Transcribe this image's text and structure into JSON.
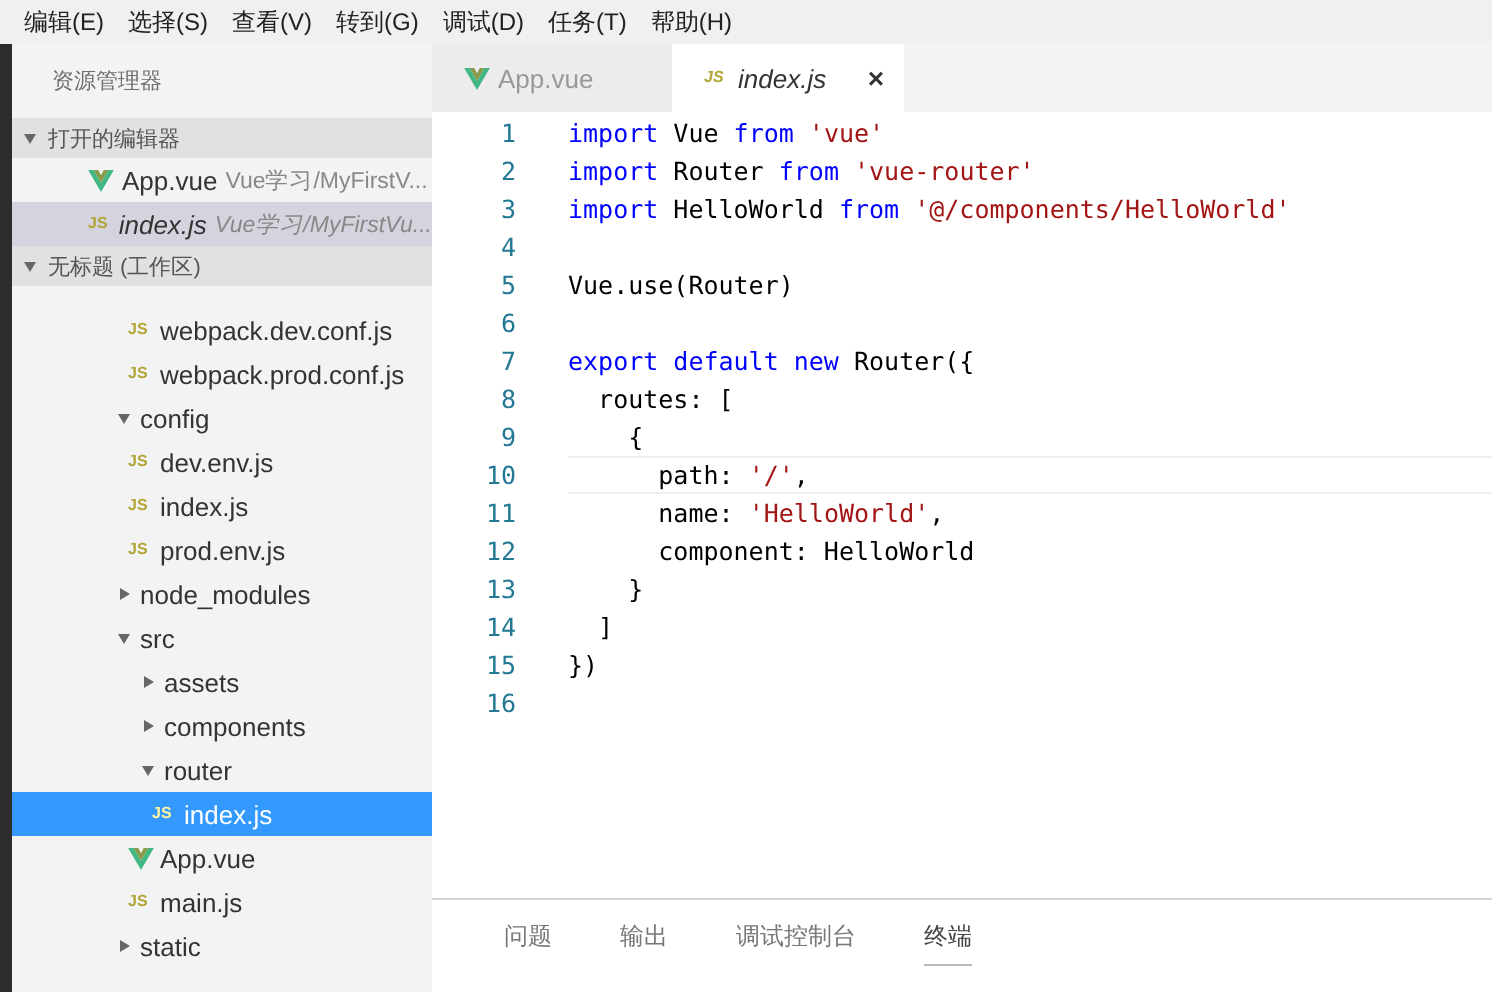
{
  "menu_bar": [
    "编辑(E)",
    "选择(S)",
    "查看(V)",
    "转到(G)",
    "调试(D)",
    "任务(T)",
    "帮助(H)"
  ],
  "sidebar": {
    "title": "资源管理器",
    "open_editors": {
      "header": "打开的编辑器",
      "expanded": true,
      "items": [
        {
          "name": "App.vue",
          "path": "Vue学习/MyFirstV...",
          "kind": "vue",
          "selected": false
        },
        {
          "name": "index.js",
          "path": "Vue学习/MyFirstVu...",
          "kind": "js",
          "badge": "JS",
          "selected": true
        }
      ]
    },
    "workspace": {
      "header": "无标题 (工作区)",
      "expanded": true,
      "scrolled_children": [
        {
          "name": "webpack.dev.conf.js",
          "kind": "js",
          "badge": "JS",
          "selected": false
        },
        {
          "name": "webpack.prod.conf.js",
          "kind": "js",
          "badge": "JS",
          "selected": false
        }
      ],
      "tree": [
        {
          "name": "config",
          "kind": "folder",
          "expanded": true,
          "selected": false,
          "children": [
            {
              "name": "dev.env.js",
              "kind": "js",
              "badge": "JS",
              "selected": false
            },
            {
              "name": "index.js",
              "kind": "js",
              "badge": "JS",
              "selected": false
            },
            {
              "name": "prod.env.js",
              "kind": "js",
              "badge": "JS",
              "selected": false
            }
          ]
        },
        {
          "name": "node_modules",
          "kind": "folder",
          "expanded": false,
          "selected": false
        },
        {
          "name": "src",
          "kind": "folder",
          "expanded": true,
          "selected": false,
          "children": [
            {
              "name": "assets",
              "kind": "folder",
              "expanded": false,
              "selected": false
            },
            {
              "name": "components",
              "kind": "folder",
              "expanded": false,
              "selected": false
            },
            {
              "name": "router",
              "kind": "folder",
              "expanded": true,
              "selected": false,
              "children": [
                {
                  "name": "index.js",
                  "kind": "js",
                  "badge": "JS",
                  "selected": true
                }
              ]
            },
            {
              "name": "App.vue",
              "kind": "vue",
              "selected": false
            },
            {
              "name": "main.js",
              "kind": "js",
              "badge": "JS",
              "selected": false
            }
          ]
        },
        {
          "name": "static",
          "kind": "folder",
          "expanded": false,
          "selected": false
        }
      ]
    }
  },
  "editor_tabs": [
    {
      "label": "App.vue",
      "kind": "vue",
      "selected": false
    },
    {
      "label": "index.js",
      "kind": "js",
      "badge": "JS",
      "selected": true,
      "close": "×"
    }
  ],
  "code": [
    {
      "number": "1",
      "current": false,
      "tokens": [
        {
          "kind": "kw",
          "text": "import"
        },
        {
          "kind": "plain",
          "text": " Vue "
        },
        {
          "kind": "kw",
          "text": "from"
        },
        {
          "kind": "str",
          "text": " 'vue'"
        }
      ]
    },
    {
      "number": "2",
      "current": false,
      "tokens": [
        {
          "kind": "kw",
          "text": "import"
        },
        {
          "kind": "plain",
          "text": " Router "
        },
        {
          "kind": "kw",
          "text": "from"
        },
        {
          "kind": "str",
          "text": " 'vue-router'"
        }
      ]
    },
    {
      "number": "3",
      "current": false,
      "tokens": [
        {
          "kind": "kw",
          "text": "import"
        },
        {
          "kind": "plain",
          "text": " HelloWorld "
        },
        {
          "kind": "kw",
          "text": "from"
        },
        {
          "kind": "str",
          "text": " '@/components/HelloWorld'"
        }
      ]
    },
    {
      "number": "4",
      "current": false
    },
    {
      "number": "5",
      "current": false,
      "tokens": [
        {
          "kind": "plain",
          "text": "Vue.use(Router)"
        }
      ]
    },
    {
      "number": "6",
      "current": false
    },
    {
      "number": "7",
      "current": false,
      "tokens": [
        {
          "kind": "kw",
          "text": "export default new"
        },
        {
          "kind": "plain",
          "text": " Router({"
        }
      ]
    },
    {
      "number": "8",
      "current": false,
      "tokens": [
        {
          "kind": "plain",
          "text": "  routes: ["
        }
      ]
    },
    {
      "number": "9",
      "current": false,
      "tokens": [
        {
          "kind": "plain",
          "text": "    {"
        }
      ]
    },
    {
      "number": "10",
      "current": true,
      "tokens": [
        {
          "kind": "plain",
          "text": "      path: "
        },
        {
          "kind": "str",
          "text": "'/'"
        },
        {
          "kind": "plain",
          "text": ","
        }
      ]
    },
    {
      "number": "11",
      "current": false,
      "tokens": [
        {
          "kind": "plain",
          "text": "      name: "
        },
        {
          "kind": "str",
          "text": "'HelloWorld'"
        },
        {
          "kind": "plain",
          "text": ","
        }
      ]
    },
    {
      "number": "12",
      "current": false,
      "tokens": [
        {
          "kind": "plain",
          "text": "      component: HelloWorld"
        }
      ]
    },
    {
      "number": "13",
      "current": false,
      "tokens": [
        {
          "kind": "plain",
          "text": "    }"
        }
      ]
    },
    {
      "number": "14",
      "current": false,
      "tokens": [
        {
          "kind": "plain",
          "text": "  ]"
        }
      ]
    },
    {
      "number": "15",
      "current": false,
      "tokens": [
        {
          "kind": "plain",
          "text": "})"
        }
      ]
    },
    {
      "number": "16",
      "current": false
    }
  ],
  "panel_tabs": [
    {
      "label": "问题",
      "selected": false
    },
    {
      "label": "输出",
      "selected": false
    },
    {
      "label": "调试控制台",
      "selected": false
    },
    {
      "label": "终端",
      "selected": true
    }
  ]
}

__________

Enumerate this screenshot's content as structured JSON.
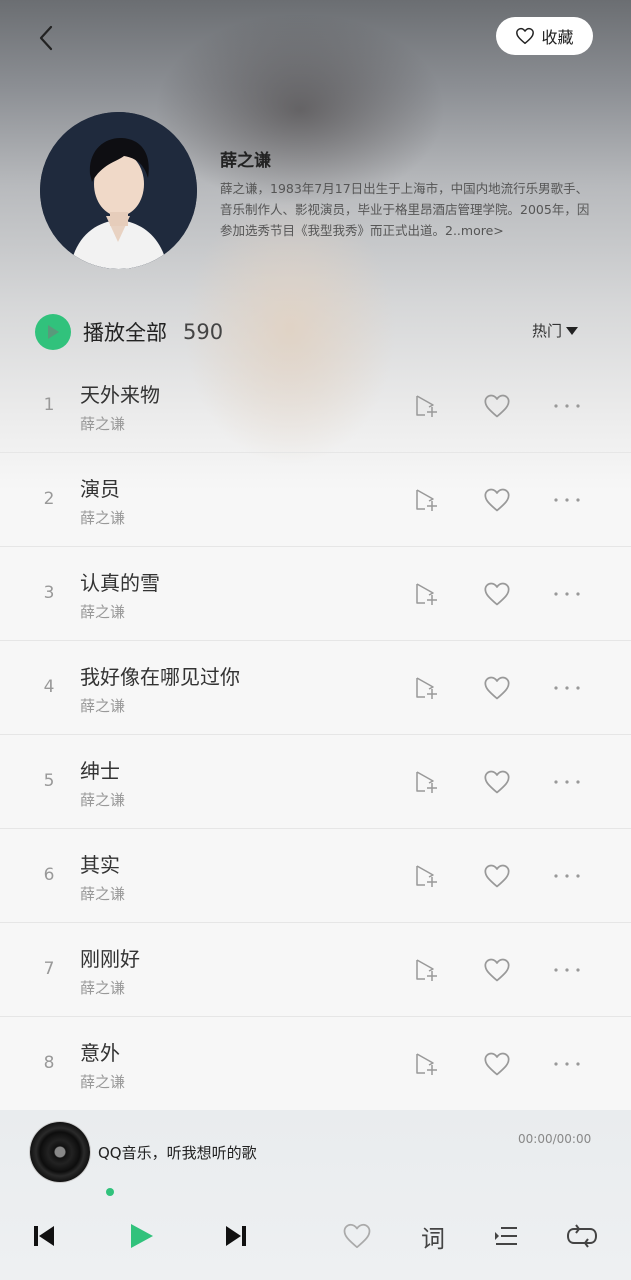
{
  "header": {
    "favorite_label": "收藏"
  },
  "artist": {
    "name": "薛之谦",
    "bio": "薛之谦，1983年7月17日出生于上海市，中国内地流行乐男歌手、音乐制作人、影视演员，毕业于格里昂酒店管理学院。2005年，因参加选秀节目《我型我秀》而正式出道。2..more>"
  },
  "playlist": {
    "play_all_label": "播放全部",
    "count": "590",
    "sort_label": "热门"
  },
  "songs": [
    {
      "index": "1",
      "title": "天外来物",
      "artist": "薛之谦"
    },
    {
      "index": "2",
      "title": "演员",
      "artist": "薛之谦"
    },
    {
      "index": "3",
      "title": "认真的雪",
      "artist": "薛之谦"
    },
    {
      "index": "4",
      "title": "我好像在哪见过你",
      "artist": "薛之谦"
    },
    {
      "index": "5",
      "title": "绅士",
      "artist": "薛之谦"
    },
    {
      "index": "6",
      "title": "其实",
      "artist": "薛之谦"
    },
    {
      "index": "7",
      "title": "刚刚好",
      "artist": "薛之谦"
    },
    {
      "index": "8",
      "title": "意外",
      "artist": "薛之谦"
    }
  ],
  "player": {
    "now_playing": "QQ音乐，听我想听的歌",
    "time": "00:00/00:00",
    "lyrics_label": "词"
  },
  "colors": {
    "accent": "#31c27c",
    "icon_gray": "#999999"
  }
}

__________

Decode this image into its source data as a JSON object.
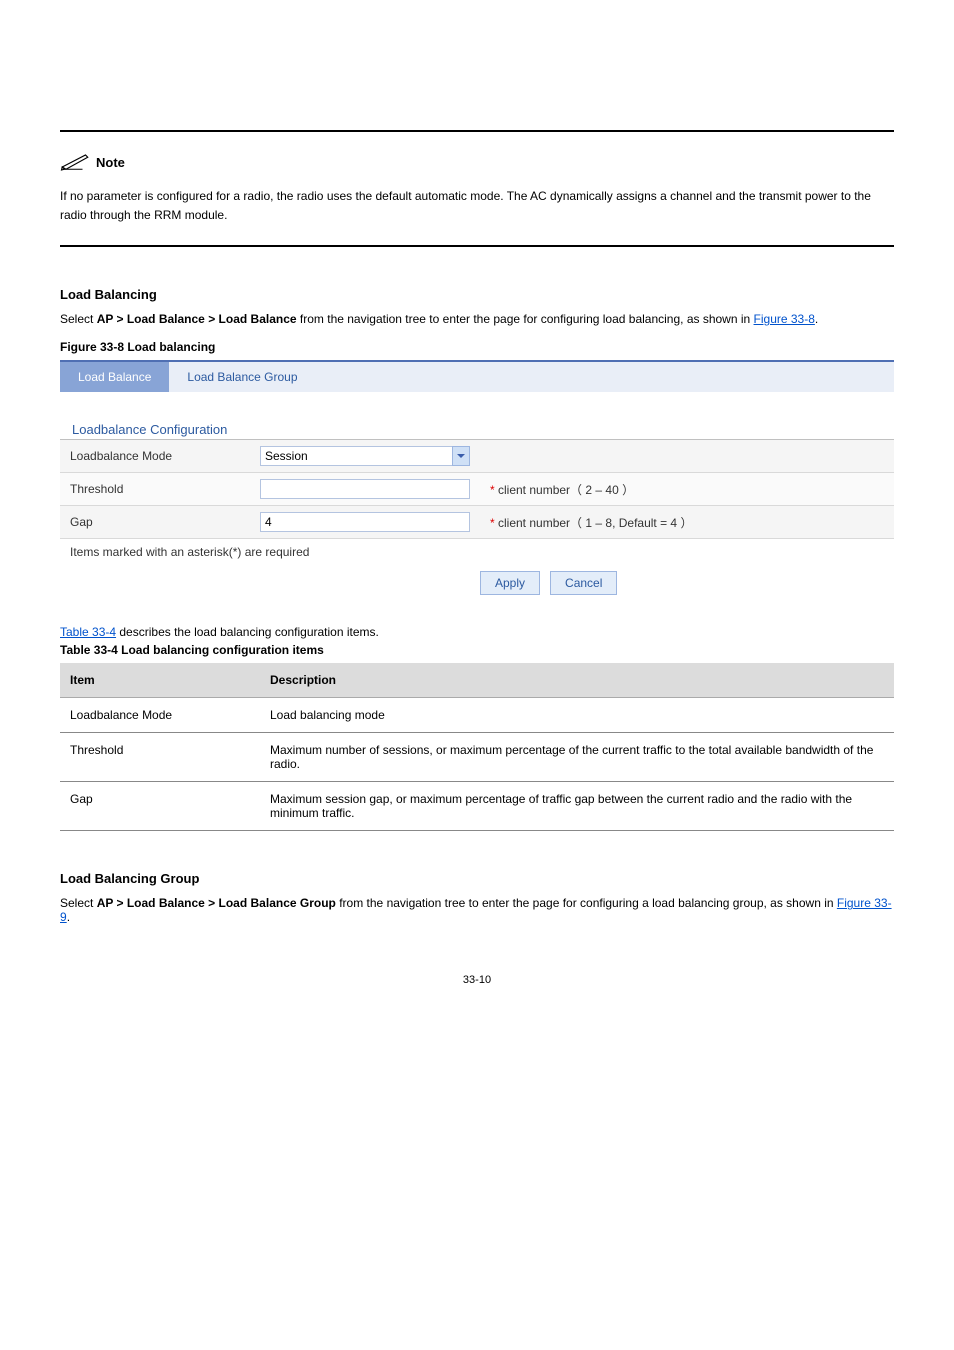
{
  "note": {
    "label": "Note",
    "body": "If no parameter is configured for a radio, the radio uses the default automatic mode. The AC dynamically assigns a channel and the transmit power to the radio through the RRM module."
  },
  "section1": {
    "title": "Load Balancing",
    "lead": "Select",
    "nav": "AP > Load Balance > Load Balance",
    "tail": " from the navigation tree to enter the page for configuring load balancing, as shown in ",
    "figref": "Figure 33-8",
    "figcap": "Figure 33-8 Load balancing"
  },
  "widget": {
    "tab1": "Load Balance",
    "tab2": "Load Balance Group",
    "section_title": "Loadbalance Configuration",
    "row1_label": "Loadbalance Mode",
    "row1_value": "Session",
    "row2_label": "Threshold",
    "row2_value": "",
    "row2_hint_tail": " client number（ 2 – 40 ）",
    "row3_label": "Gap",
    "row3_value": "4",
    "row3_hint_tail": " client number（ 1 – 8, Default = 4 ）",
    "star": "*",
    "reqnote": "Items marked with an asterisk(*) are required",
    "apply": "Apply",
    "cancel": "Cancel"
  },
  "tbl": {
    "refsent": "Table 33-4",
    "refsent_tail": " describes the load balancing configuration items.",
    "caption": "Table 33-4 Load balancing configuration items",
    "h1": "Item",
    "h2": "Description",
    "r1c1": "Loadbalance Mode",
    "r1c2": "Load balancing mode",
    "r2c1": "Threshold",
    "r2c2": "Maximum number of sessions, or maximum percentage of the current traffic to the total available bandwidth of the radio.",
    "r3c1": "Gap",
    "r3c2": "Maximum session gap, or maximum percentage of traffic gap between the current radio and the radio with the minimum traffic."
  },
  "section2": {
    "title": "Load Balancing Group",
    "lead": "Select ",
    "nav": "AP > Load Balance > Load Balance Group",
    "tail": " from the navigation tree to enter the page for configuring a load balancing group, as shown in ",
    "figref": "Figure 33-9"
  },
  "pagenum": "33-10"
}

__________

What you are asked to do.
Search the records for the word "radio", then list every line that has it.

Solution to this task.
    "body": "If no parameter is configured for a radio, the radio uses the default automatic mode. The AC dynamically assigns a channel and the transmit power to the radio through the RRM module."
    "r2c2": "Maximum number of sessions, or maximum percentage of the current traffic to the total available bandwidth of the radio.",
    "r3c2": "Maximum session gap, or maximum percentage of traffic gap between the current radio and the radio with the minimum traffic."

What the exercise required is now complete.